• _GIVEN EXERCISE_: Search the records for "average". Copy every line where it appears.

• _DATA SUPPLIED_:
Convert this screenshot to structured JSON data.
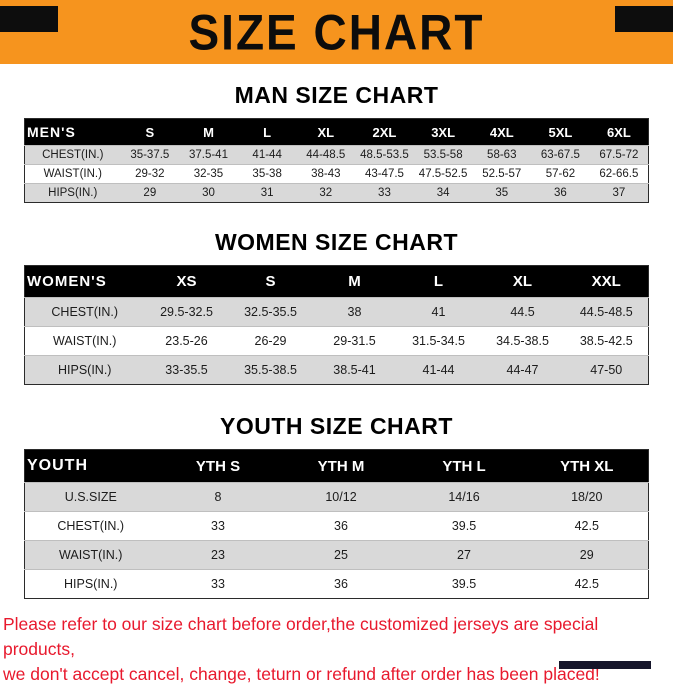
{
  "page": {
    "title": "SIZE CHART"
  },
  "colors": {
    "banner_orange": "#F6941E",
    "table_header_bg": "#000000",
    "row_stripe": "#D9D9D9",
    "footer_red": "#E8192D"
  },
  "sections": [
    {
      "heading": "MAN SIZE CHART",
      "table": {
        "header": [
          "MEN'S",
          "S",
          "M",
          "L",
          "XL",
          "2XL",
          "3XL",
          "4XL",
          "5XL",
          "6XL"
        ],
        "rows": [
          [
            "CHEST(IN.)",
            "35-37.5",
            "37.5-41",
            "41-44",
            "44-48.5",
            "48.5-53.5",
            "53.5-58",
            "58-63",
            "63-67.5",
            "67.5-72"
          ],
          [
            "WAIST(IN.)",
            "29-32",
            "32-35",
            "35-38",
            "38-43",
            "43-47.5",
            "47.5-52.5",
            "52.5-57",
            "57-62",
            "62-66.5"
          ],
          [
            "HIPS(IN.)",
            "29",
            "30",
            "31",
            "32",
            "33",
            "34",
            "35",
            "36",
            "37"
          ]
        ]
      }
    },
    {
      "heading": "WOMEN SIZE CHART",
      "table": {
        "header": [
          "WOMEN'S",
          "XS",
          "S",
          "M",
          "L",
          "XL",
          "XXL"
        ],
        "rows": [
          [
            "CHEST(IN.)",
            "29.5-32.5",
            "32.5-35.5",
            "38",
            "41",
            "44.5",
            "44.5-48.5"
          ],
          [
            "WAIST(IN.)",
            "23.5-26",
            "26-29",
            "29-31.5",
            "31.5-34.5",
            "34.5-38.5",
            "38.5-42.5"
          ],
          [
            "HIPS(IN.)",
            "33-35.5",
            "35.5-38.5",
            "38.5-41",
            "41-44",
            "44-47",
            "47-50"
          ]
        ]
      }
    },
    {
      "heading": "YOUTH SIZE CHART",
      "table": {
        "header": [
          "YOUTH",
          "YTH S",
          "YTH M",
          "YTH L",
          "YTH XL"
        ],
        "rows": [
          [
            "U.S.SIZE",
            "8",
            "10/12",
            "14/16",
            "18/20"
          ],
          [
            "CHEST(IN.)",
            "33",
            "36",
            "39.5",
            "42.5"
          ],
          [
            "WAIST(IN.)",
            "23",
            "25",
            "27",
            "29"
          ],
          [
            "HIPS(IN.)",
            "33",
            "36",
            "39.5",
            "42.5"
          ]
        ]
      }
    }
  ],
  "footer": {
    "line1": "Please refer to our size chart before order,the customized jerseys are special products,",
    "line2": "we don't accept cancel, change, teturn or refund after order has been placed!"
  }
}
==
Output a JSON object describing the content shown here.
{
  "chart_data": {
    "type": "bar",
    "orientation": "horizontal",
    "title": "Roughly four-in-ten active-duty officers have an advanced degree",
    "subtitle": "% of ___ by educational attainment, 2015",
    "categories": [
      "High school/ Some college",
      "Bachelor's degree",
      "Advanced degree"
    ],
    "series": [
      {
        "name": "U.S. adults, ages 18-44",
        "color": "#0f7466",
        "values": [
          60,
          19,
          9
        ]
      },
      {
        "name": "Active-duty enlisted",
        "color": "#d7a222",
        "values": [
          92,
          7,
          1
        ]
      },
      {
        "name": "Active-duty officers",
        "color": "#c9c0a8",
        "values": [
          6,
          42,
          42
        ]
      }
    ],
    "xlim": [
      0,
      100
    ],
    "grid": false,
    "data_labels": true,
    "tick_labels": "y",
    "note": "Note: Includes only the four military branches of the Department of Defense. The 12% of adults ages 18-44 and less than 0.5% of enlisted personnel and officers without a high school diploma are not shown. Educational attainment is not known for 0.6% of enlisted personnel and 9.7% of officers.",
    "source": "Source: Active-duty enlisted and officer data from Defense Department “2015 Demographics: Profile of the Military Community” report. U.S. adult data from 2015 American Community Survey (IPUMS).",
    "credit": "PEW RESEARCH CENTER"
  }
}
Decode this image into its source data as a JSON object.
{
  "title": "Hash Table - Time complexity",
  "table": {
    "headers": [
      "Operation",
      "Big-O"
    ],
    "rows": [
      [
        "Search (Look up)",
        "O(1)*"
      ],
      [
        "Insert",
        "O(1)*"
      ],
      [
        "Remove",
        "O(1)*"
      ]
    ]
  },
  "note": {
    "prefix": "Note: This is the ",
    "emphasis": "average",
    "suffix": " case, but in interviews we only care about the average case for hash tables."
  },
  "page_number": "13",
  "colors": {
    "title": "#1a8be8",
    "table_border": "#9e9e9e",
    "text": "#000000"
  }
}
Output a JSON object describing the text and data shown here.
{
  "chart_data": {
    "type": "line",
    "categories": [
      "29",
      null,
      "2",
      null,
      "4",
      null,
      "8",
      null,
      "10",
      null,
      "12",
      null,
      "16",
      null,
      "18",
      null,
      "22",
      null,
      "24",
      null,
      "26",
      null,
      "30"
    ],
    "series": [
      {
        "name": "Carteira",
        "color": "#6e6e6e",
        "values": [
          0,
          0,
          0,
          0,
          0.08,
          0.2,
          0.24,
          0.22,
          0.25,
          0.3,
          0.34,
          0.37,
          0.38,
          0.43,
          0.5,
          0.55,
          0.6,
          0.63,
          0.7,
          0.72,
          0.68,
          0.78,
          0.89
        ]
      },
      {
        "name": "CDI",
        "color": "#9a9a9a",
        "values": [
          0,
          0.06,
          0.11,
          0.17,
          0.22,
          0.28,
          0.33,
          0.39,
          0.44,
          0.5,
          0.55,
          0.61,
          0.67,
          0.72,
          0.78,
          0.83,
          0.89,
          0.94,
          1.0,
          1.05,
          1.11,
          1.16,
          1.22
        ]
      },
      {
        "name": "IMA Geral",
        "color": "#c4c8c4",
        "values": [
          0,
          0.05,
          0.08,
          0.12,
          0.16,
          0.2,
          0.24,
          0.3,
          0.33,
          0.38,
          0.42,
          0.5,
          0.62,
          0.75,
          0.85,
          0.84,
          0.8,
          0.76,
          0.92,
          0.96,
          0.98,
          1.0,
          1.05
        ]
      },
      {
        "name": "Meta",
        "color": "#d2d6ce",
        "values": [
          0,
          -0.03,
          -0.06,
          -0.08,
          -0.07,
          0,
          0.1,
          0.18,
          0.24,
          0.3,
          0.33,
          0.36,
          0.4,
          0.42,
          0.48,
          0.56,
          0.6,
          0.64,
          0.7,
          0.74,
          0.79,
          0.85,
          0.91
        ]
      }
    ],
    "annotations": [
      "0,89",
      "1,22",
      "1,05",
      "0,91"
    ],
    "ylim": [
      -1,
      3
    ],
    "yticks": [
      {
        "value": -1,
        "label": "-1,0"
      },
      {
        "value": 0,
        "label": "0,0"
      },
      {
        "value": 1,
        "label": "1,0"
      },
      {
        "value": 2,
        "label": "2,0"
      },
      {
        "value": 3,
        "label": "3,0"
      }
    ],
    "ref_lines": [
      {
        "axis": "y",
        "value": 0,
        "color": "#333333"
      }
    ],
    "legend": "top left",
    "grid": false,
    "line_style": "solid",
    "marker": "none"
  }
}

• _COMPLETE OUTPUT_:
    "emphasis": "average",
    "suffix": " case, but in interviews we only care about the average case for hash tables."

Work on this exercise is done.